■ Raw records:
────────────────────

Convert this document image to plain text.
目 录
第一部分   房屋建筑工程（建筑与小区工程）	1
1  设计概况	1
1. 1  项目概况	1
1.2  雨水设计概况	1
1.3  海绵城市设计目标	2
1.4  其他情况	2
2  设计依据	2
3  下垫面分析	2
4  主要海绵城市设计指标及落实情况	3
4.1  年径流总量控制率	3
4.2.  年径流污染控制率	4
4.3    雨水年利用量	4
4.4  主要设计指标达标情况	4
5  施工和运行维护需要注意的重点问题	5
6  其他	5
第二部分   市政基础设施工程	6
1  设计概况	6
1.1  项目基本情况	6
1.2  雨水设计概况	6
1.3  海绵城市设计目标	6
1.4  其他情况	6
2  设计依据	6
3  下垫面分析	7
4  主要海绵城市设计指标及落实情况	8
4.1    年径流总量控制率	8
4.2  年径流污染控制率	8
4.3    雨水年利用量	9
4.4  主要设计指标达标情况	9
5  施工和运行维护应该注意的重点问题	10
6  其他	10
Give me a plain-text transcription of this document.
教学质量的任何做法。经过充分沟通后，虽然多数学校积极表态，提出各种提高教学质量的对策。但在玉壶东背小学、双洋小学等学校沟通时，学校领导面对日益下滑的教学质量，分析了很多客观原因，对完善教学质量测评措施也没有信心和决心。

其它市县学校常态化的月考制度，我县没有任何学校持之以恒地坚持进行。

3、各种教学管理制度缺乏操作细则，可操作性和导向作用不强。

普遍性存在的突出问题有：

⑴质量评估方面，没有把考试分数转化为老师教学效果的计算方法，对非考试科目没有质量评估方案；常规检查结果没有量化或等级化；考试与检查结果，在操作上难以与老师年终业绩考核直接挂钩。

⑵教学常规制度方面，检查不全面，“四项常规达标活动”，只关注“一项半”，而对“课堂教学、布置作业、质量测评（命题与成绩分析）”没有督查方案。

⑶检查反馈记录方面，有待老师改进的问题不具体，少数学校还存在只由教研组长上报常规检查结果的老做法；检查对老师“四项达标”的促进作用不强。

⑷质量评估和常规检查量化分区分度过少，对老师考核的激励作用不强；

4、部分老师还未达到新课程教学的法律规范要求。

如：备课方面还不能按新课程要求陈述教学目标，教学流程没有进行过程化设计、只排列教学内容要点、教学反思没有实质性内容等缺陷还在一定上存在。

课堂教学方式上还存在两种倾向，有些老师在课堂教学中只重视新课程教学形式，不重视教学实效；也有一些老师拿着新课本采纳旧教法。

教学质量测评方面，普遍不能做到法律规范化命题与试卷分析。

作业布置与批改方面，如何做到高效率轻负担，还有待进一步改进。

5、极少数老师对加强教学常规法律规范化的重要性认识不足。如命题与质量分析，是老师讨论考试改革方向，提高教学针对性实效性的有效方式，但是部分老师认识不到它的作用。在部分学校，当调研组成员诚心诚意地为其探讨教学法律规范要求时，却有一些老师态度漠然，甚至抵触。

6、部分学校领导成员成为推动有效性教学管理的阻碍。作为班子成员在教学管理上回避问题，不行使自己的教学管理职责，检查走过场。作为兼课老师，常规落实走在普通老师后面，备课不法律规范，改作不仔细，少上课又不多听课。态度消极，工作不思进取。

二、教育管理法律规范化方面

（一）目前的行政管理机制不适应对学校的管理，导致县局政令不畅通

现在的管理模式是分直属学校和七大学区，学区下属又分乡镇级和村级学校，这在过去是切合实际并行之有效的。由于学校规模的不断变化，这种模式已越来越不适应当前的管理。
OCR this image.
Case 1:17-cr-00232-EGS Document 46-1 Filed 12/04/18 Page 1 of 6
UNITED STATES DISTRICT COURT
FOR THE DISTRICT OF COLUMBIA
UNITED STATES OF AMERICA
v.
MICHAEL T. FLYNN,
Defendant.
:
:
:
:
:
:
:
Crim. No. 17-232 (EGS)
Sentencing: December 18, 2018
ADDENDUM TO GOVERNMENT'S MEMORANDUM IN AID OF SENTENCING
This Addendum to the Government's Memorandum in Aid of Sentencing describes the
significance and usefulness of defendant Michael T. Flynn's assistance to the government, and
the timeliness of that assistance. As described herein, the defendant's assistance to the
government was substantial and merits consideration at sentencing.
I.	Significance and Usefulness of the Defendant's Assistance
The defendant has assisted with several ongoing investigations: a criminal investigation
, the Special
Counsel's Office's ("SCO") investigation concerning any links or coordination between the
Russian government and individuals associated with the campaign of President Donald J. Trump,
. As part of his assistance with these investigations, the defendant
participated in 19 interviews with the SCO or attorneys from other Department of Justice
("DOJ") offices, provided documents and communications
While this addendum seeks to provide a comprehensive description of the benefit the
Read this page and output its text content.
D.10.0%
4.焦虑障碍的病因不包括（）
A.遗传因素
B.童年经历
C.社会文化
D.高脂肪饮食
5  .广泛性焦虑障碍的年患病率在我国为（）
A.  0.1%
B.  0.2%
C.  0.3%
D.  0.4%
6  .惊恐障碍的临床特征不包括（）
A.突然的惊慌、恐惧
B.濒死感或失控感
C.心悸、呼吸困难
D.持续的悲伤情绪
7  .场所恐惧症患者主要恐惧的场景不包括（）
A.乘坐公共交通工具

────────────────────

■ What the task requires:
Give only the count of lines in which the string "plain" appears.

■ Response to the exercise:
2